- WHAT YOU ARE ASKED TO DO -
Make an exact copy of the lines below.

☆ ☆ ☆ ☆

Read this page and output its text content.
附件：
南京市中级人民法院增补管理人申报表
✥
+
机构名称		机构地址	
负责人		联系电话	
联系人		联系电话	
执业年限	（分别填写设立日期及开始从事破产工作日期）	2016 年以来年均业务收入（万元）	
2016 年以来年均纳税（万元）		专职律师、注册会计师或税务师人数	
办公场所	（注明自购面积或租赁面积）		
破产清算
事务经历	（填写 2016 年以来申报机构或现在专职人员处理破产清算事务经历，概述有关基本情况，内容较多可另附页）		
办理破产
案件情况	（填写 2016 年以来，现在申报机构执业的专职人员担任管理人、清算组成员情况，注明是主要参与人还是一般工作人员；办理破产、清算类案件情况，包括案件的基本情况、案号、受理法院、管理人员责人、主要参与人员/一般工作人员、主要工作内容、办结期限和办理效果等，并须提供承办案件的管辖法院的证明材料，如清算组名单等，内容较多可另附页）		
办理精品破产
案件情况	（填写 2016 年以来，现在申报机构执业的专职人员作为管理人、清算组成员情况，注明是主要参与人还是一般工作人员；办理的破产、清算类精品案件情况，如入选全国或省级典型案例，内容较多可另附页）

☆ ☆ ☆ ☆

- TASK RESPONSE -
Read this page and output its text content.
附件：
南京市中级人民法院增补管理人申报表
✥
+
机构名称		机构地址	
负责人		联系电话	
联系人		联系电话	
执业年限	（分别填写设立日期及开始从事破产工作日期）	2016 年以来年均业务收入（万元）	
2016 年以来年均纳税（万元）		专职律师、注册会计师或税务师人数	
办公场所	（注明自购面积或租赁面积）		
破产清算
事务经历	（填写 2016 年以来申报机构或现在专职人员处理破产清算事务经历，概述有关基本情况，内容较多可另附页）		
办理破产
案件情况	（填写 2016 年以来，现在申报机构执业的专职人员担任管理人、清算组成员情况，注明是主要参与人还是一般工作人员；办理破产、清算类案件情况，包括案件的基本情况、案号、受理法院、管理人员责人、主要参与人员/一般工作人员、主要工作内容、办结期限和办理效果等，并须提供承办案件的管辖法院的证明材料，如清算组名单等，内容较多可另附页）		
办理精品破产
案件情况	（填写 2016 年以来，现在申报机构执业的专职人员作为管理人、清算组成员情况，注明是主要参与人还是一般工作人员；办理的破产、清算类精品案件情况，如入选全国或省级典型案例，内容较多可另附页）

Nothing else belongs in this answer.